[Extracted data entries]
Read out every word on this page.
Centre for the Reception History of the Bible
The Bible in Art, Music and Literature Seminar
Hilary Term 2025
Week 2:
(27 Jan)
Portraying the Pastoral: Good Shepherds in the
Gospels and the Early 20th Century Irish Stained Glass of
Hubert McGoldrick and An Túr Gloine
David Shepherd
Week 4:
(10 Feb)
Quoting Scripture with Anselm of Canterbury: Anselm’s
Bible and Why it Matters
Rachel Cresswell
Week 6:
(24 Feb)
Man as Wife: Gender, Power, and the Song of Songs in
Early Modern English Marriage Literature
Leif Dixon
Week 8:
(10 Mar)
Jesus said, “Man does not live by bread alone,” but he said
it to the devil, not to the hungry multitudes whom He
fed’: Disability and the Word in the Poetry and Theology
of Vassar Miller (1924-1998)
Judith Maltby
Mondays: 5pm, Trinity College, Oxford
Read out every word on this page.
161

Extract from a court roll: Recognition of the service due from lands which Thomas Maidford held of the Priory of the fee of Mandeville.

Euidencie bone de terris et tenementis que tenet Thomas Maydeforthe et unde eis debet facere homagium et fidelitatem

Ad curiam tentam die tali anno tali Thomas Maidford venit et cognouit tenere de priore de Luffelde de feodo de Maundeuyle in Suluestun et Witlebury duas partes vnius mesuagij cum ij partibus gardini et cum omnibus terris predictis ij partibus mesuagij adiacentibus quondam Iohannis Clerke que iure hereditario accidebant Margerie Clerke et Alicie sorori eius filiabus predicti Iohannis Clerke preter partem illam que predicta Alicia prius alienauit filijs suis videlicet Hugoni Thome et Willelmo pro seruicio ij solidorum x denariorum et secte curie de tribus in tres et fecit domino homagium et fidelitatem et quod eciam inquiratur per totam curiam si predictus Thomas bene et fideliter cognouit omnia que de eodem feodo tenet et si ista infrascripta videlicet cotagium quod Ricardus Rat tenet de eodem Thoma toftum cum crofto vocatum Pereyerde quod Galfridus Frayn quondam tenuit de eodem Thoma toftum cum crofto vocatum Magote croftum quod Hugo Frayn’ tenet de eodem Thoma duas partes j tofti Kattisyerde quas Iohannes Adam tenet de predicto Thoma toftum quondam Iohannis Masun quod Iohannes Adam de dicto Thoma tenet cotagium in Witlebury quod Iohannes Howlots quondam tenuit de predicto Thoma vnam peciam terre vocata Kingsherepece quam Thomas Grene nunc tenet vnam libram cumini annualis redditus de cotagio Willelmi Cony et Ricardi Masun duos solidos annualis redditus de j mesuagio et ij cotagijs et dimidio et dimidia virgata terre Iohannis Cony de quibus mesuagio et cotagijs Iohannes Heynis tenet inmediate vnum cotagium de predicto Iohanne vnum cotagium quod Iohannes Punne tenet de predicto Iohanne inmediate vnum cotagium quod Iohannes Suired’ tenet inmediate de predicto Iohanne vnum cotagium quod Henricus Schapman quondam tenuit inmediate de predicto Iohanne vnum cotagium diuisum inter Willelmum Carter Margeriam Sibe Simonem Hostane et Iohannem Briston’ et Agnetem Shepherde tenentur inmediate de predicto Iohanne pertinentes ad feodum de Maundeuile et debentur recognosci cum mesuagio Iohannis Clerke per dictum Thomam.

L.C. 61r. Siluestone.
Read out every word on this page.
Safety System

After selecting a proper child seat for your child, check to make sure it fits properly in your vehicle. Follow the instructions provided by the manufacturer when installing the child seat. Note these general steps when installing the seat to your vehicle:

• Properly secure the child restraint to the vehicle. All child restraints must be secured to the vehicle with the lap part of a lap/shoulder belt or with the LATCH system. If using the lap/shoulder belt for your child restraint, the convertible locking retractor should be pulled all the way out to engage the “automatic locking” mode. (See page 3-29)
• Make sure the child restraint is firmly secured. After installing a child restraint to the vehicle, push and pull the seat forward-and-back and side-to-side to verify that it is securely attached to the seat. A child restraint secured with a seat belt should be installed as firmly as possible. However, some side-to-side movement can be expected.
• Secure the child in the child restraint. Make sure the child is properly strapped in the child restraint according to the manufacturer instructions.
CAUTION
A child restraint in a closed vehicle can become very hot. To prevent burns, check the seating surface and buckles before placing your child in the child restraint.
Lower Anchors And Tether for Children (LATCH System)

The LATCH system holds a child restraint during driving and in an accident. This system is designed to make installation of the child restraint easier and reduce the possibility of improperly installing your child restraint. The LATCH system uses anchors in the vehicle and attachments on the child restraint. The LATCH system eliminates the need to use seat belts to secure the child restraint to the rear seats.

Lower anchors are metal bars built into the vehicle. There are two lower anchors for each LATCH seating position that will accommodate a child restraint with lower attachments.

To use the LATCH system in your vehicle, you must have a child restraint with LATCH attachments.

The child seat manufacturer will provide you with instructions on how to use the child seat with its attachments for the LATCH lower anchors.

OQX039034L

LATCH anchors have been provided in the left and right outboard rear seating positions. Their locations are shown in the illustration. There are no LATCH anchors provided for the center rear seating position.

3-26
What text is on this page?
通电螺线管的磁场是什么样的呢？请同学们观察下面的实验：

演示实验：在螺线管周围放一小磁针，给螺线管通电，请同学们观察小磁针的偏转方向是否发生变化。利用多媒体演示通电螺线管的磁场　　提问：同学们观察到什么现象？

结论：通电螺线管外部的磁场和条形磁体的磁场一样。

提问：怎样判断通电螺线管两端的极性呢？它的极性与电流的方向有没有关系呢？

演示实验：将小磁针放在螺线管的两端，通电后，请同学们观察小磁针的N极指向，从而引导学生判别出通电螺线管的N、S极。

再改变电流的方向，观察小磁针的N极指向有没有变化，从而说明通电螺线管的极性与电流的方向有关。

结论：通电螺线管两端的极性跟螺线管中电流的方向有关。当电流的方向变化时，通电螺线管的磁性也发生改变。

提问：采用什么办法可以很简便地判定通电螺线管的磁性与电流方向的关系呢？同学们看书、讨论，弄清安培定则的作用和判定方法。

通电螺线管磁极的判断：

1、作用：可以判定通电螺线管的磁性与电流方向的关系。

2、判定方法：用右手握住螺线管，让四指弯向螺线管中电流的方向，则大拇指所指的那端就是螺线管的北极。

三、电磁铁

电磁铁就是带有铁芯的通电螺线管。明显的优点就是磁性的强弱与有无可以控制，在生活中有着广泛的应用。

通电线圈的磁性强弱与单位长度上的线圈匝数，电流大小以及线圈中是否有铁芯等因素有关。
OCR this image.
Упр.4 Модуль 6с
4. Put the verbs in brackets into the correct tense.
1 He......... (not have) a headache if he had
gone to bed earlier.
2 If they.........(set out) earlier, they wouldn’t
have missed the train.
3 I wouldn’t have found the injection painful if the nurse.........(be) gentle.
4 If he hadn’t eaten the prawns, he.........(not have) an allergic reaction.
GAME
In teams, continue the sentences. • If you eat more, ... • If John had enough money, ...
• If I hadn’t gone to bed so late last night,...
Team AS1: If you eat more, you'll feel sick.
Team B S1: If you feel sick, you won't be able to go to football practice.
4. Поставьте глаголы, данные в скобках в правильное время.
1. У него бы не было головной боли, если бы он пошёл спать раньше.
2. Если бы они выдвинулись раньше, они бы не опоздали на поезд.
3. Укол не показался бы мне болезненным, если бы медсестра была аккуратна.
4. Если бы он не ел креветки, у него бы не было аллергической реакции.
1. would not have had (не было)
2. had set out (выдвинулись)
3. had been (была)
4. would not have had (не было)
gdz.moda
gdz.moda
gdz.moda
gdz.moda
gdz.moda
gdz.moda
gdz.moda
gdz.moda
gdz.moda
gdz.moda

Aim of the task: Restate all of the entries above precisely.

Final answer:
Read out every word on this page.
Centre for the Reception History of the Bible
The Bible in Art, Music and Literature Seminar
Hilary Term 2025
Week 2:
(27 Jan)
Portraying the Pastoral: Good Shepherds in the
Gospels and the Early 20th Century Irish Stained Glass of
Hubert McGoldrick and An Túr Gloine
David Shepherd
Week 4:
(10 Feb)
Quoting Scripture with Anselm of Canterbury: Anselm’s
Bible and Why it Matters
Rachel Cresswell
Week 6:
(24 Feb)
Man as Wife: Gender, Power, and the Song of Songs in
Early Modern English Marriage Literature
Leif Dixon
Week 8:
(10 Mar)
Jesus said, “Man does not live by bread alone,” but he said
it to the devil, not to the hungry multitudes whom He
fed’: Disability and the Word in the Poetry and Theology
of Vassar Miller (1924-1998)
Judith Maltby
Mondays: 5pm, Trinity College, Oxford
Read out every word on this page.
161

Extract from a court roll: Recognition of the service due from lands which Thomas Maidford held of the Priory of the fee of Mandeville.

Euidencie bone de terris et tenementis que tenet Thomas Maydeforthe et unde eis debet facere homagium et fidelitatem

Ad curiam tentam die tali anno tali Thomas Maidford venit et cognouit tenere de priore de Luffelde de feodo de Maundeuyle in Suluestun et Witlebury duas partes vnius mesuagij cum ij partibus gardini et cum omnibus terris predictis ij partibus mesuagij adiacentibus quondam Iohannis Clerke que iure hereditario accidebant Margerie Clerke et Alicie sorori eius filiabus predicti Iohannis Clerke preter partem illam que predicta Alicia prius alienauit filijs suis videlicet Hugoni Thome et Willelmo pro seruicio ij solidorum x denariorum et secte curie de tribus in tres et fecit domino homagium et fidelitatem et quod eciam inquiratur per totam curiam si predictus Thomas bene et fideliter cognouit omnia que de eodem feodo tenet et si ista infrascripta videlicet cotagium quod Ricardus Rat tenet de eodem Thoma toftum cum crofto vocatum Pereyerde quod Galfridus Frayn quondam tenuit de eodem Thoma toftum cum crofto vocatum Magote croftum quod Hugo Frayn’ tenet de eodem Thoma duas partes j tofti Kattisyerde quas Iohannes Adam tenet de predicto Thoma toftum quondam Iohannis Masun quod Iohannes Adam de dicto Thoma tenet cotagium in Witlebury quod Iohannes Howlots quondam tenuit de predicto Thoma vnam peciam terre vocata Kingsherepece quam Thomas Grene nunc tenet vnam libram cumini annualis redditus de cotagio Willelmi Cony et Ricardi Masun duos solidos annualis redditus de j mesuagio et ij cotagijs et dimidio et dimidia virgata terre Iohannis Cony de quibus mesuagio et cotagijs Iohannes Heynis tenet inmediate vnum cotagium de predicto Iohanne vnum cotagium quod Iohannes Punne tenet de predicto Iohanne inmediate vnum cotagium quod Iohannes Suired’ tenet inmediate de predicto Iohanne vnum cotagium quod Henricus Schapman quondam tenuit inmediate de predicto Iohanne vnum cotagium diuisum inter Willelmum Carter Margeriam Sibe Simonem Hostane et Iohannem Briston’ et Agnetem Shepherde tenentur inmediate de predicto Iohanne pertinentes ad feodum de Maundeuile et debentur recognosci cum mesuagio Iohannis Clerke per dictum Thomam.

L.C. 61r. Siluestone.
Read out every word on this page.
Safety System

After selecting a proper child seat for your child, check to make sure it fits properly in your vehicle. Follow the instructions provided by the manufacturer when installing the child seat. Note these general steps when installing the seat to your vehicle:

• Properly secure the child restraint to the vehicle. All child restraints must be secured to the vehicle with the lap part of a lap/shoulder belt or with the LATCH system. If using the lap/shoulder belt for your child restraint, the convertible locking retractor should be pulled all the way out to engage the “automatic locking” mode. (See page 3-29)
• Make sure the child restraint is firmly secured. After installing a child restraint to the vehicle, push and pull the seat forward-and-back and side-to-side to verify that it is securely attached to the seat. A child restraint secured with a seat belt should be installed as firmly as possible. However, some side-to-side movement can be expected.
• Secure the child in the child restraint. Make sure the child is properly strapped in the child restraint according to the manufacturer instructions.
CAUTION
A child restraint in a closed vehicle can become very hot. To prevent burns, check the seating surface and buckles before placing your child in the child restraint.
Lower Anchors And Tether for Children (LATCH System)

The LATCH system holds a child restraint during driving and in an accident. This system is designed to make installation of the child restraint easier and reduce the possibility of improperly installing your child restraint. The LATCH system uses anchors in the vehicle and attachments on the child restraint. The LATCH system eliminates the need to use seat belts to secure the child restraint to the rear seats.

Lower anchors are metal bars built into the vehicle. There are two lower anchors for each LATCH seating position that will accommodate a child restraint with lower attachments.

To use the LATCH system in your vehicle, you must have a child restraint with LATCH attachments.

The child seat manufacturer will provide you with instructions on how to use the child seat with its attachments for the LATCH lower anchors.

OQX039034L

LATCH anchors have been provided in the left and right outboard rear seating positions. Their locations are shown in the illustration. There are no LATCH anchors provided for the center rear seating position.

3-26
What text is on this page?
通电螺线管的磁场是什么样的呢？请同学们观察下面的实验：

演示实验：在螺线管周围放一小磁针，给螺线管通电，请同学们观察小磁针的偏转方向是否发生变化。利用多媒体演示通电螺线管的磁场　　提问：同学们观察到什么现象？

结论：通电螺线管外部的磁场和条形磁体的磁场一样。

提问：怎样判断通电螺线管两端的极性呢？它的极性与电流的方向有没有关系呢？

演示实验：将小磁针放在螺线管的两端，通电后，请同学们观察小磁针的N极指向，从而引导学生判别出通电螺线管的N、S极。

再改变电流的方向，观察小磁针的N极指向有没有变化，从而说明通电螺线管的极性与电流的方向有关。

结论：通电螺线管两端的极性跟螺线管中电流的方向有关。当电流的方向变化时，通电螺线管的磁性也发生改变。

提问：采用什么办法可以很简便地判定通电螺线管的磁性与电流方向的关系呢？同学们看书、讨论，弄清安培定则的作用和判定方法。

通电螺线管磁极的判断：

1、作用：可以判定通电螺线管的磁性与电流方向的关系。

2、判定方法：用右手握住螺线管，让四指弯向螺线管中电流的方向，则大拇指所指的那端就是螺线管的北极。

三、电磁铁

电磁铁就是带有铁芯的通电螺线管。明显的优点就是磁性的强弱与有无可以控制，在生活中有着广泛的应用。

通电线圈的磁性强弱与单位长度上的线圈匝数，电流大小以及线圈中是否有铁芯等因素有关。
OCR this image.
Упр.4 Модуль 6с
4. Put the verbs in brackets into the correct tense.
1 He......... (not have) a headache if he had
gone to bed earlier.
2 If they.........(set out) earlier, they wouldn’t
have missed the train.
3 I wouldn’t have found the injection painful if the nurse.........(be) gentle.
4 If he hadn’t eaten the prawns, he.........(not have) an allergic reaction.
GAME
In teams, continue the sentences. • If you eat more, ... • If John had enough money, ...
• If I hadn’t gone to bed so late last night,...
Team AS1: If you eat more, you'll feel sick.
Team B S1: If you feel sick, you won't be able to go to football practice.
4. Поставьте глаголы, данные в скобках в правильное время.
1. У него бы не было головной боли, если бы он пошёл спать раньше.
2. Если бы они выдвинулись раньше, они бы не опоздали на поезд.
3. Укол не показался бы мне болезненным, если бы медсестра была аккуратна.
4. Если бы он не ел креветки, у него бы не было аллергической реакции.
1. would not have had (не было)
2. had set out (выдвинулись)
3. had been (была)
4. would not have had (не было)
gdz.moda
gdz.moda
gdz.moda
gdz.moda
gdz.moda
gdz.moda
gdz.moda
gdz.moda
gdz.moda
gdz.moda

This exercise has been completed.